WRITTEN INSTRUCTION - Return the data exactly, with all pictures removed.

ROWS -
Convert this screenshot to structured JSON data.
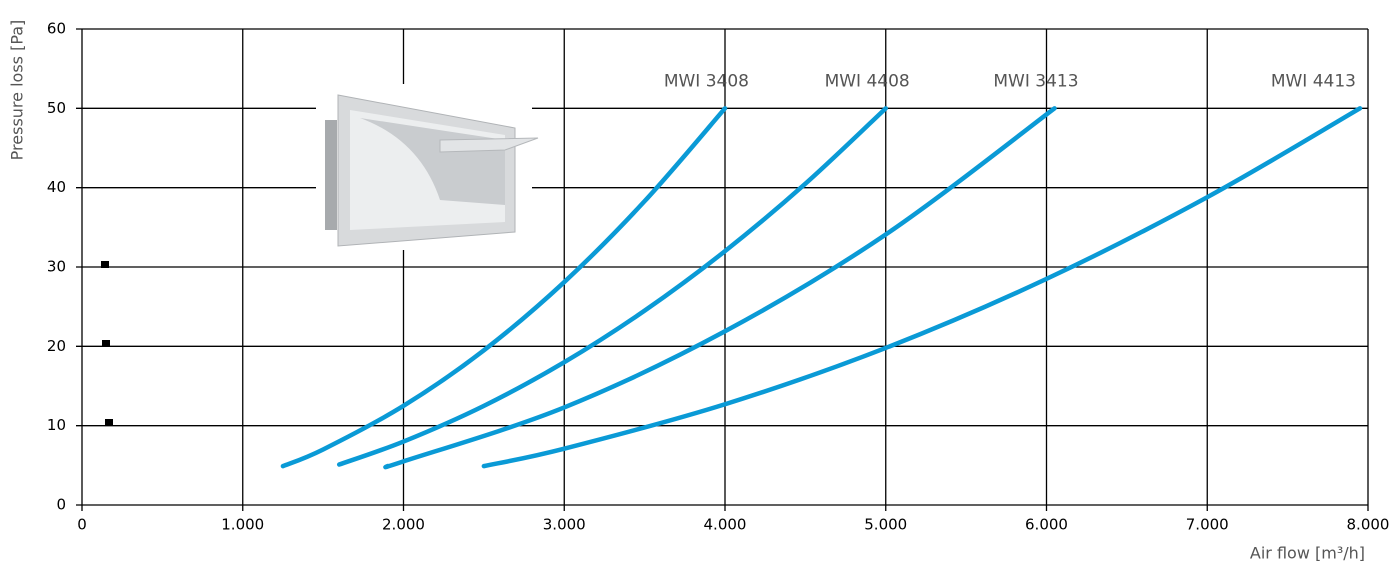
{
  "chart_data": {
    "type": "line",
    "xlabel": "Air flow [m³/h]",
    "ylabel": "Pressure loss [Pa]",
    "xlim": [
      0,
      8000
    ],
    "xticks": [
      0,
      {
        "value": 1000,
        "label": "1.000"
      },
      {
        "value": 2000,
        "label": "2.000"
      },
      {
        "value": 3000,
        "label": "3.000"
      },
      {
        "value": 4000,
        "label": "4.000"
      },
      {
        "value": 5000,
        "label": "5.000"
      },
      {
        "value": 6000,
        "label": "6.000"
      },
      {
        "value": 7000,
        "label": "7.000"
      },
      {
        "value": 8000,
        "label": "8.000"
      }
    ],
    "ylim": [
      0,
      60
    ],
    "yticks": [
      0,
      10,
      20,
      30,
      40,
      50,
      60
    ],
    "grid": true,
    "series": [
      {
        "name": "MWI 3408",
        "color": "#0a9ad6",
        "x": [
          1250,
          1500,
          2000,
          2500,
          3000,
          3500,
          4000
        ],
        "values": [
          4.9,
          7.0,
          12.5,
          19.5,
          28.1,
          38.3,
          50
        ]
      },
      {
        "name": "MWI 4408",
        "color": "#0a9ad6",
        "x": [
          1600,
          2000,
          2500,
          3000,
          3500,
          4000,
          4500,
          5000
        ],
        "values": [
          5.1,
          8.0,
          12.5,
          18.0,
          24.5,
          32.0,
          40.5,
          50
        ]
      },
      {
        "name": "MWI 3413",
        "color": "#0a9ad6",
        "x": [
          1900,
          2000,
          3000,
          4000,
          5000,
          6050
        ],
        "values": [
          4.9,
          5.5,
          12.3,
          21.9,
          34.1,
          50
        ]
      },
      {
        "name": "MWI 4413",
        "color": "#0a9ad6",
        "x": [
          2500,
          3000,
          4000,
          5000,
          6000,
          7000,
          7950
        ],
        "values": [
          4.9,
          7.1,
          12.7,
          19.8,
          28.5,
          38.8,
          50
        ]
      }
    ]
  }
}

REPLY TO THE EXERCISE -
Convert this screenshot to structured JSON data.
{
  "chart_data": {
    "type": "line",
    "xlabel": "Air flow [m³/h]",
    "ylabel": "Pressure loss [Pa]",
    "xlim": [
      0,
      8000
    ],
    "xticks": [
      0,
      {
        "value": 1000,
        "label": "1.000"
      },
      {
        "value": 2000,
        "label": "2.000"
      },
      {
        "value": 3000,
        "label": "3.000"
      },
      {
        "value": 4000,
        "label": "4.000"
      },
      {
        "value": 5000,
        "label": "5.000"
      },
      {
        "value": 6000,
        "label": "6.000"
      },
      {
        "value": 7000,
        "label": "7.000"
      },
      {
        "value": 8000,
        "label": "8.000"
      }
    ],
    "ylim": [
      0,
      60
    ],
    "yticks": [
      0,
      10,
      20,
      30,
      40,
      50,
      60
    ],
    "grid": true,
    "series": [
      {
        "name": "MWI 3408",
        "color": "#0a9ad6",
        "x": [
          1250,
          1500,
          2000,
          2500,
          3000,
          3500,
          4000
        ],
        "values": [
          4.9,
          7.0,
          12.5,
          19.5,
          28.1,
          38.3,
          50
        ]
      },
      {
        "name": "MWI 4408",
        "color": "#0a9ad6",
        "x": [
          1600,
          2000,
          2500,
          3000,
          3500,
          4000,
          4500,
          5000
        ],
        "values": [
          5.1,
          8.0,
          12.5,
          18.0,
          24.5,
          32.0,
          40.5,
          50
        ]
      },
      {
        "name": "MWI 3413",
        "color": "#0a9ad6",
        "x": [
          1900,
          2000,
          3000,
          4000,
          5000,
          6050
        ],
        "values": [
          4.9,
          5.5,
          12.3,
          21.9,
          34.1,
          50
        ]
      },
      {
        "name": "MWI 4413",
        "color": "#0a9ad6",
        "x": [
          2500,
          3000,
          4000,
          5000,
          6000,
          7000,
          7950
        ],
        "values": [
          4.9,
          7.1,
          12.7,
          19.8,
          28.5,
          38.8,
          50
        ]
      }
    ]
  }
}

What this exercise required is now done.